* **Instructions for the task**
An exact copy of every record is needed, with the pictures left out.

------------------------------------

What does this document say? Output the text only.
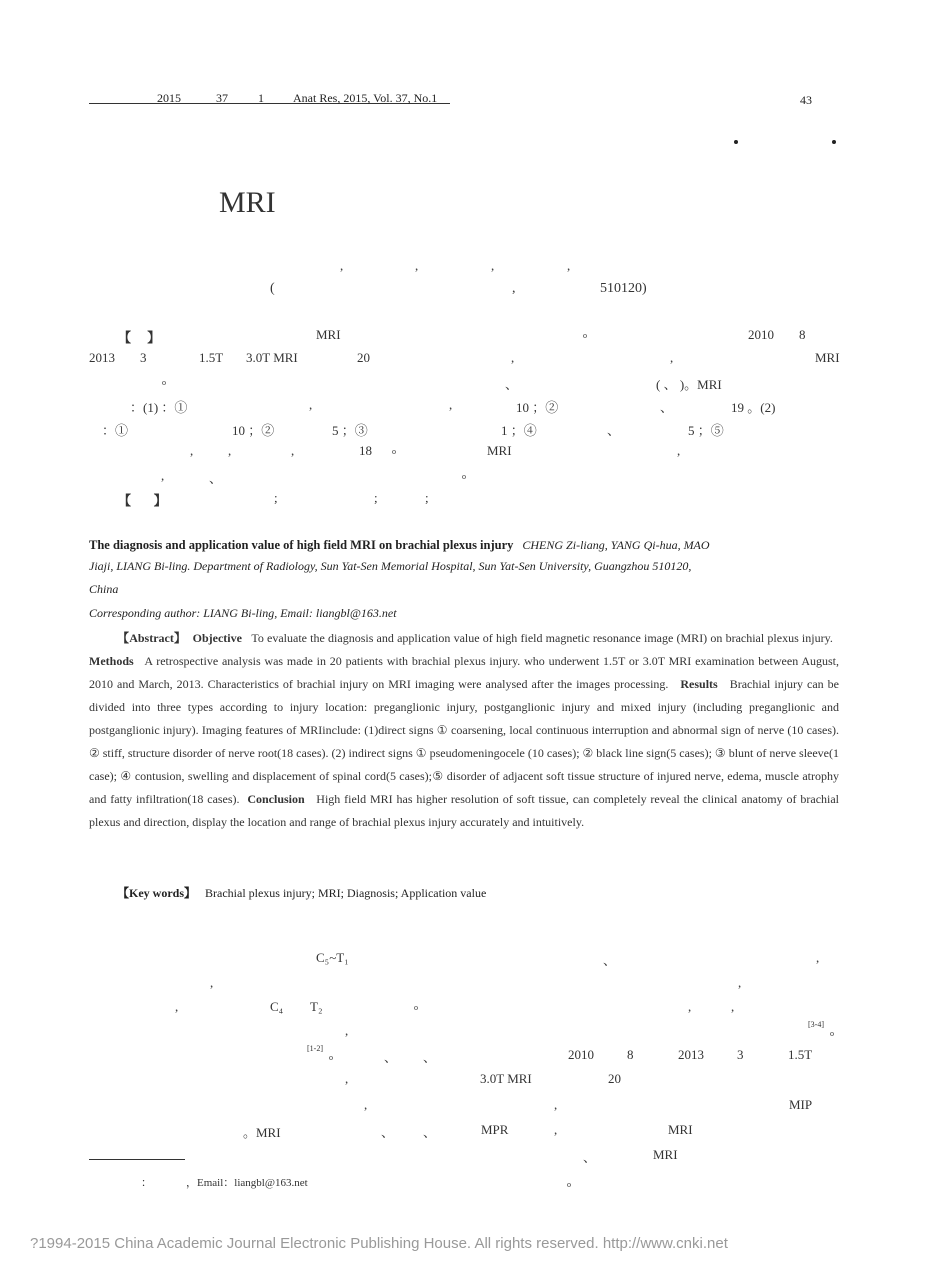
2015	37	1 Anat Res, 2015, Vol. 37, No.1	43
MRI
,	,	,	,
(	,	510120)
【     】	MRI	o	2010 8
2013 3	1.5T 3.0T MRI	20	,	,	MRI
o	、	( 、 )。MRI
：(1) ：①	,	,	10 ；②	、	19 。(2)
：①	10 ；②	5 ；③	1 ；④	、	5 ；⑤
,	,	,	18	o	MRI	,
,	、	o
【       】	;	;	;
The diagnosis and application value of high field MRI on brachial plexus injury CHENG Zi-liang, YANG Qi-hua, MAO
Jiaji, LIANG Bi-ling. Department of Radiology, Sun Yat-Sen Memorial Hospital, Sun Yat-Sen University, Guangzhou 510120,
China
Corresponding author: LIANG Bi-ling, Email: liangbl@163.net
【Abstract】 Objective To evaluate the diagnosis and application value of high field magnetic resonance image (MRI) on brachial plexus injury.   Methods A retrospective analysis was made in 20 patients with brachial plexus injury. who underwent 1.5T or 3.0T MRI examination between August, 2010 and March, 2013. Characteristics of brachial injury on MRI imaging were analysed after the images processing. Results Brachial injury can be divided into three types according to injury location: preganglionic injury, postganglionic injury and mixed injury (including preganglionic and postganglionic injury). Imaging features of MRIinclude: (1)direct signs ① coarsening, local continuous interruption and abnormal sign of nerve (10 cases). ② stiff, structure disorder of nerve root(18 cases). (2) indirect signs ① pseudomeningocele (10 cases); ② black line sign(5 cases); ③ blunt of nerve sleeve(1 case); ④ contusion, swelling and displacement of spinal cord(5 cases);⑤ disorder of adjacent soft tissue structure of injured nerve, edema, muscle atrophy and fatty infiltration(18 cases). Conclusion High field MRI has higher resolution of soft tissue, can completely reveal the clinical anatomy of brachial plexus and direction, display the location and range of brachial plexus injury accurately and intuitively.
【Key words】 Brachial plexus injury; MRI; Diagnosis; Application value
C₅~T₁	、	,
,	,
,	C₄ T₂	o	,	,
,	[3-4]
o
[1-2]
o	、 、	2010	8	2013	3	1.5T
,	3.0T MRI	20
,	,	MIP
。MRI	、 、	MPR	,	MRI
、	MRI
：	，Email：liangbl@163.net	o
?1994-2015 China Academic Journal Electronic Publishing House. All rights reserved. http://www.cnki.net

------------------------------------

* **Result**
What does this document say? Output the text only.
2015	37	1 Anat Res, 2015, Vol. 37, No.1	43
MRI
,	,	,	,
(	,	510120)
【     】	MRI	o	2010 8
2013 3	1.5T 3.0T MRI	20	,	,	MRI
o	、	( 、 )。MRI
：(1) ：①	,	,	10 ；②	、	19 。(2)
：①	10 ；②	5 ；③	1 ；④	、	5 ；⑤
,	,	,	18	o	MRI	,
,	、	o
【       】	;	;	;
The diagnosis and application value of high field MRI on brachial plexus injury CHENG Zi-liang, YANG Qi-hua, MAO
Jiaji, LIANG Bi-ling. Department of Radiology, Sun Yat-Sen Memorial Hospital, Sun Yat-Sen University, Guangzhou 510120,
China
Corresponding author: LIANG Bi-ling, Email: liangbl@163.net
【Abstract】 Objective To evaluate the diagnosis and application value of high field magnetic resonance image (MRI) on brachial plexus injury.   Methods A retrospective analysis was made in 20 patients with brachial plexus injury. who underwent 1.5T or 3.0T MRI examination between August, 2010 and March, 2013. Characteristics of brachial injury on MRI imaging were analysed after the images processing. Results Brachial injury can be divided into three types according to injury location: preganglionic injury, postganglionic injury and mixed injury (including preganglionic and postganglionic injury). Imaging features of MRIinclude: (1)direct signs ① coarsening, local continuous interruption and abnormal sign of nerve (10 cases). ② stiff, structure disorder of nerve root(18 cases). (2) indirect signs ① pseudomeningocele (10 cases); ② black line sign(5 cases); ③ blunt of nerve sleeve(1 case); ④ contusion, swelling and displacement of spinal cord(5 cases);⑤ disorder of adjacent soft tissue structure of injured nerve, edema, muscle atrophy and fatty infiltration(18 cases). Conclusion High field MRI has higher resolution of soft tissue, can completely reveal the clinical anatomy of brachial plexus and direction, display the location and range of brachial plexus injury accurately and intuitively.
【Key words】 Brachial plexus injury; MRI; Diagnosis; Application value
C₅~T₁	、	,
,	,
,	C₄ T₂	o	,	,
,	[3-4]
o
[1-2]
o	、 、	2010	8	2013	3	1.5T
,	3.0T MRI	20
,	,	MIP
。MRI	、 、	MPR	,	MRI
、	MRI
：	，Email：liangbl@163.net	o
?1994-2015 China Academic Journal Electronic Publishing House. All rights reserved. http://www.cnki.net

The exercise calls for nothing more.